■ What you are asked to do ■
Exactly as written, please set down all of the entries again, with no pictures.
──────── Task material ────────
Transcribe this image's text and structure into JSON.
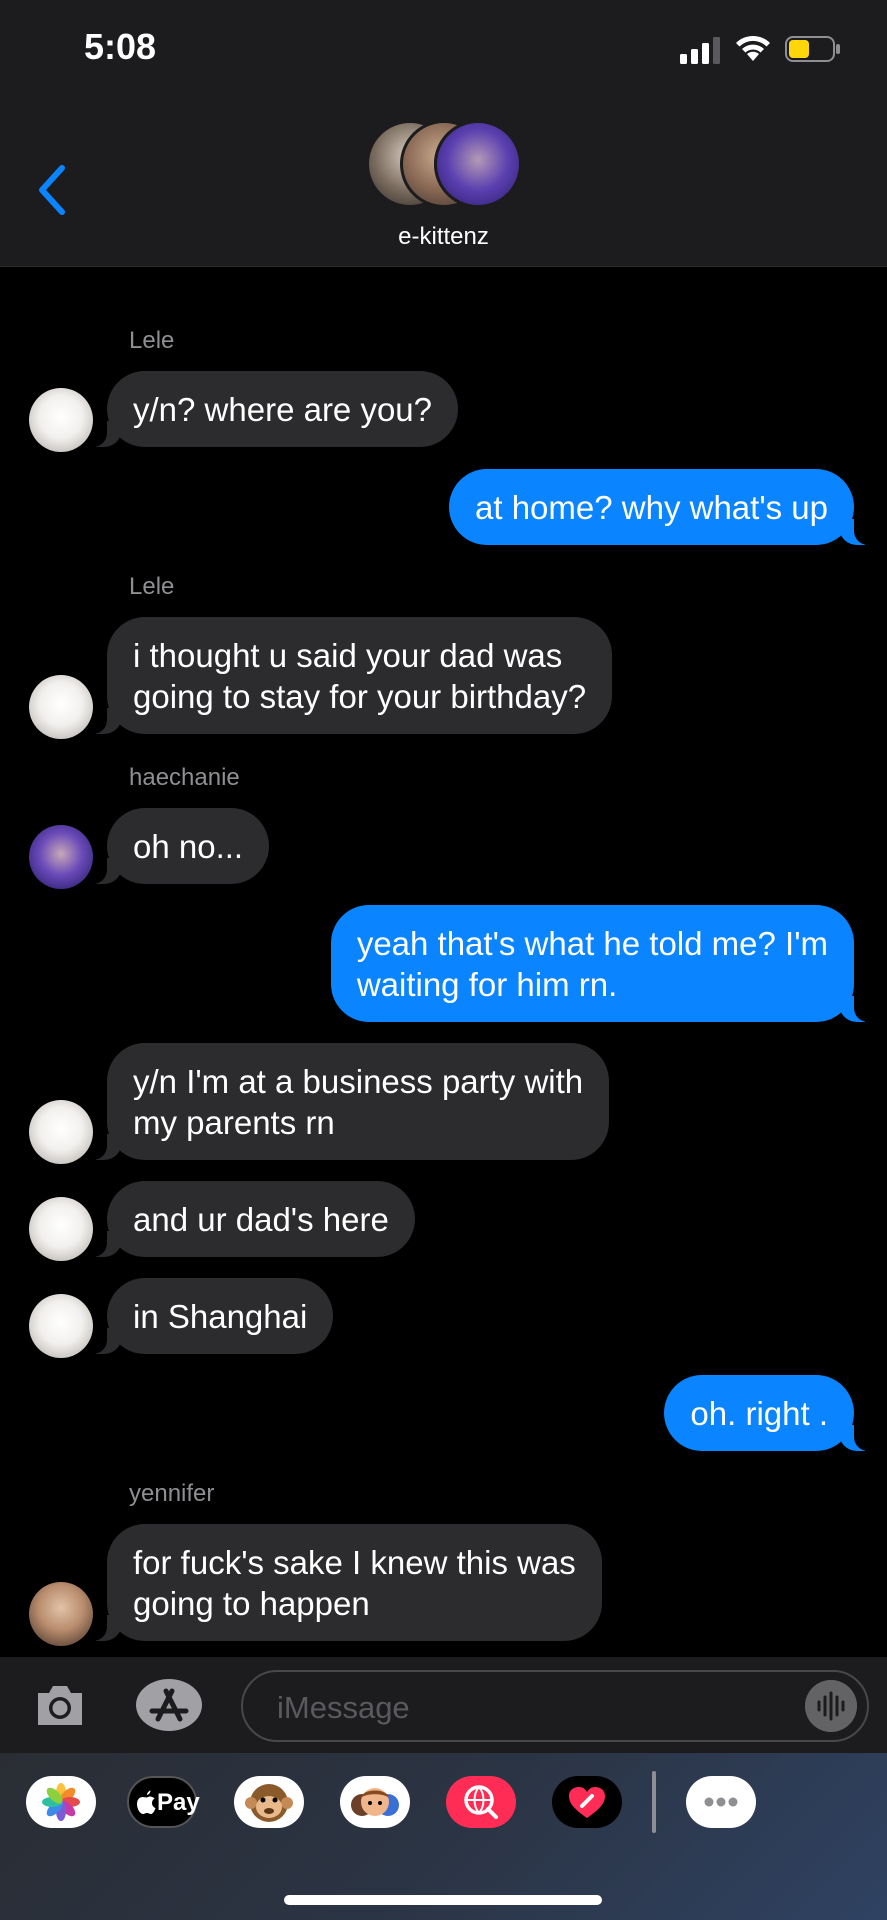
{
  "status_bar": {
    "time": "5:08",
    "icons": [
      "signal-icon",
      "wifi-icon",
      "battery-icon"
    ]
  },
  "header": {
    "back_icon": "chevron-left-icon",
    "group_name": "e-kittenz",
    "avatar_count": 3
  },
  "messages": [
    {
      "sender": "Lele",
      "direction": "incoming",
      "lines": [
        "y/n? where are you?"
      ]
    },
    {
      "sender": "",
      "direction": "outgoing",
      "lines": [
        "at home? why what's up"
      ]
    },
    {
      "sender": "Lele",
      "direction": "incoming",
      "lines": [
        "i thought u said your dad was",
        "going to stay for your birthday?"
      ]
    },
    {
      "sender": "haechanie",
      "direction": "incoming",
      "lines": [
        "oh no..."
      ]
    },
    {
      "sender": "",
      "direction": "outgoing",
      "lines": [
        "yeah that's what he told me? I'm",
        "waiting for him rn."
      ]
    },
    {
      "sender": "",
      "direction": "incoming",
      "lines": [
        "y/n I'm at a business party with",
        "my parents rn"
      ]
    },
    {
      "sender": "",
      "direction": "incoming",
      "lines": [
        "and ur dad's here"
      ]
    },
    {
      "sender": "",
      "direction": "incoming",
      "lines": [
        "in Shanghai"
      ]
    },
    {
      "sender": "",
      "direction": "outgoing",
      "lines": [
        "oh. right ."
      ]
    },
    {
      "sender": "yennifer",
      "direction": "incoming",
      "lines": [
        "for fuck's sake I knew this was",
        "going to happen"
      ]
    }
  ],
  "input_bar": {
    "placeholder": "iMessage",
    "icons": [
      "camera-icon",
      "app-store-icon",
      "audio-waveform-icon"
    ]
  },
  "app_drawer": {
    "apps": [
      "photos-app-icon",
      "apple-pay-icon",
      "animoji-icon",
      "memoji-icon",
      "web-search-icon",
      "digital-touch-icon",
      "more-apps-icon"
    ],
    "apple_pay_label": "Pay"
  },
  "colors": {
    "outgoing_bubble": "#0a84ff",
    "incoming_bubble": "#2c2c2e",
    "header_bg": "#1c1c1e",
    "background": "#000000"
  }
}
────────
■ Answer to the exercise ■
Transcribe this image's text and structure into JSON.
{
  "status_bar": {
    "time": "5:08",
    "icons": [
      "signal-icon",
      "wifi-icon",
      "battery-icon"
    ]
  },
  "header": {
    "back_icon": "chevron-left-icon",
    "group_name": "e-kittenz",
    "avatar_count": 3
  },
  "messages": [
    {
      "sender": "Lele",
      "direction": "incoming",
      "lines": [
        "y/n? where are you?"
      ]
    },
    {
      "sender": "",
      "direction": "outgoing",
      "lines": [
        "at home? why what's up"
      ]
    },
    {
      "sender": "Lele",
      "direction": "incoming",
      "lines": [
        "i thought u said your dad was",
        "going to stay for your birthday?"
      ]
    },
    {
      "sender": "haechanie",
      "direction": "incoming",
      "lines": [
        "oh no..."
      ]
    },
    {
      "sender": "",
      "direction": "outgoing",
      "lines": [
        "yeah that's what he told me? I'm",
        "waiting for him rn."
      ]
    },
    {
      "sender": "",
      "direction": "incoming",
      "lines": [
        "y/n I'm at a business party with",
        "my parents rn"
      ]
    },
    {
      "sender": "",
      "direction": "incoming",
      "lines": [
        "and ur dad's here"
      ]
    },
    {
      "sender": "",
      "direction": "incoming",
      "lines": [
        "in Shanghai"
      ]
    },
    {
      "sender": "",
      "direction": "outgoing",
      "lines": [
        "oh. right ."
      ]
    },
    {
      "sender": "yennifer",
      "direction": "incoming",
      "lines": [
        "for fuck's sake I knew this was",
        "going to happen"
      ]
    }
  ],
  "input_bar": {
    "placeholder": "iMessage",
    "icons": [
      "camera-icon",
      "app-store-icon",
      "audio-waveform-icon"
    ]
  },
  "app_drawer": {
    "apps": [
      "photos-app-icon",
      "apple-pay-icon",
      "animoji-icon",
      "memoji-icon",
      "web-search-icon",
      "digital-touch-icon",
      "more-apps-icon"
    ],
    "apple_pay_label": "Pay"
  },
  "colors": {
    "outgoing_bubble": "#0a84ff",
    "incoming_bubble": "#2c2c2e",
    "header_bg": "#1c1c1e",
    "background": "#000000"
  }
}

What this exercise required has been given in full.